Posted on August 11, 2016 by staff

How Skyscanner thrived by putting tech first


Cutting-edge technology is key to scale-ups chasing unicorn status.

It has become a badge of honour to join the club of companies valued at more than £1 billion, but what does it take to get there?

Lisa Imlach, the PR manager at online travel search site Skyscanner, says that putting tech at the front of the business model was vital to its mammoth success.

“We were an internet economy company from the start – completely web based,” she told BusinessCloud.

“Having been around for over a decade, we built our technology from the ground up, and this really makes us unique: we have the best proprietary technology out there, and can offer the most comprehensive choice of travel options.”

Keeping it simple is important. Edinburgh-based Skyscanner has two key areas – technology and travel – and it makes certain that those areas continue to be the focus for the company.

“Our secret is our powerful technology and direct connections to the travel industry,” said Imlach.

“Our tech-related spend is close to 50 per cent, which is almost as much as companies like LinkedIn and Facebook. By contrast, tech spend by online travel players is between three per cent and 12 per cent.

“Our team is also made up of approximately 50 per cent engineers. We believe that in order to continue to achieve such success, we need to ensure our technology is the best out there.”

This focus on tech investment means the company can stay light on its feet and relevant by quickly adapting to emerging trends.

“Several years ago we recognised the importance of mobile, and invested in this,” said Imlach.

“In 2015, mobile visitors grew 60 per cent and now represent 59 per cent of total visitors, up seven percentage points in just 12 months.”

James A. Pearson is VP of global communications for music recognition app Shazam, a fellow unicorn.

He said this demand for tech on-the-go is also central to the Silicon Valley company’s business model.

“The founders (Chris Barton, Philip Inghelbrecht, Avery Wang, and Dhiraj Mukherjee) were like many entrepreneurs at the time who thought it would be great to create music recognition technology,” he told BusinessCloud.

“But they pursued the unique angle of identifying the song regardless of whether it was on the radio, and without having to know the name of a radio station.

“It would work anywhere – a bar, a club, a cafe, a movie theatre, a retail store, anywhere you heard music.”

Innovation, and not being afraid to do something different – as Skype found – is also crucial.

“Chris said it best with: ‘Shazam was created when I came up with the idea of implementing a technology that had never been done before.

“Sound recognition that could work in a noisy environment and over a mobile, that was the birth of Shazam.

“It seemed like an incredibly difficult concept to build, which made it really exciting.”

This forward-thinking nature will ensure that the company thrives, both in the consumer and the business arena.

“We’re seeing companies realize how they can productise our data in ways just like artists are,” he says.

“In turn, we have created new tools for brands and advertisers to use real-time global data, created by hundreds of millions of fans.

“We have had Florence and the Machine do Shazam-enabled tour posters that offered concertgoers a chance to win front-row seats; Hunter Hayes created a Shazam-enabled T-shirt available only on his tour with a chance to win a flyaway to his other concerts; Demi Lovato has picked tour dates using Shazam’s geographic data, based on where she was growing even more popular; Ray Lamontagne launched a preview of his new album via US mail and Shazam-enabled postcards; and the hit Broadway play Hamilton created the first Shazam-enabled Playbill.”

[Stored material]

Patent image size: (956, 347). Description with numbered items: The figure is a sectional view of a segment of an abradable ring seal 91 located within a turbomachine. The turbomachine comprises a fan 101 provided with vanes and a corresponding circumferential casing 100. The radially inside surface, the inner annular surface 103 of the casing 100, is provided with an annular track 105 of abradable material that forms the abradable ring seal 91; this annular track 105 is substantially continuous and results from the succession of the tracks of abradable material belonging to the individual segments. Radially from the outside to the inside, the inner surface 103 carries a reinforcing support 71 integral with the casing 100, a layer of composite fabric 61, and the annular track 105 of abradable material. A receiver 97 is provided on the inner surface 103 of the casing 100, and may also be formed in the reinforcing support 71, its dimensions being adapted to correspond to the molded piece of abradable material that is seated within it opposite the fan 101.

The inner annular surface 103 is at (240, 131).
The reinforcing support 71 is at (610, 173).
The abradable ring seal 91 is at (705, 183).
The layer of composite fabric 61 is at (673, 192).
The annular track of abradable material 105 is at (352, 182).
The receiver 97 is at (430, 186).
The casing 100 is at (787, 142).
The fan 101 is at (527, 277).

● **PROBLEM DETAILS**: Copy out, word for word, the stretch of the Skyscanner article from "Lisa Imlach, the" through "for the company.".

● **EXPECTED ANSWER**:
Lisa Imlach, the PR manager at online travel search site Skyscanner, says that putting tech at the front of the business model was vital to its mammoth success.

“We were an internet economy company from the start – completely web based,” she told BusinessCloud.

“Having been around for over a decade, we built our technology from the ground up, and this really makes us unique: we have the best proprietary technology out there, and can offer the most comprehensive choice of travel options.”

Keeping it simple is important. Edinburgh-based Skyscanner has two key areas – technology and travel – and it makes certain that those areas continue to be the focus for the company.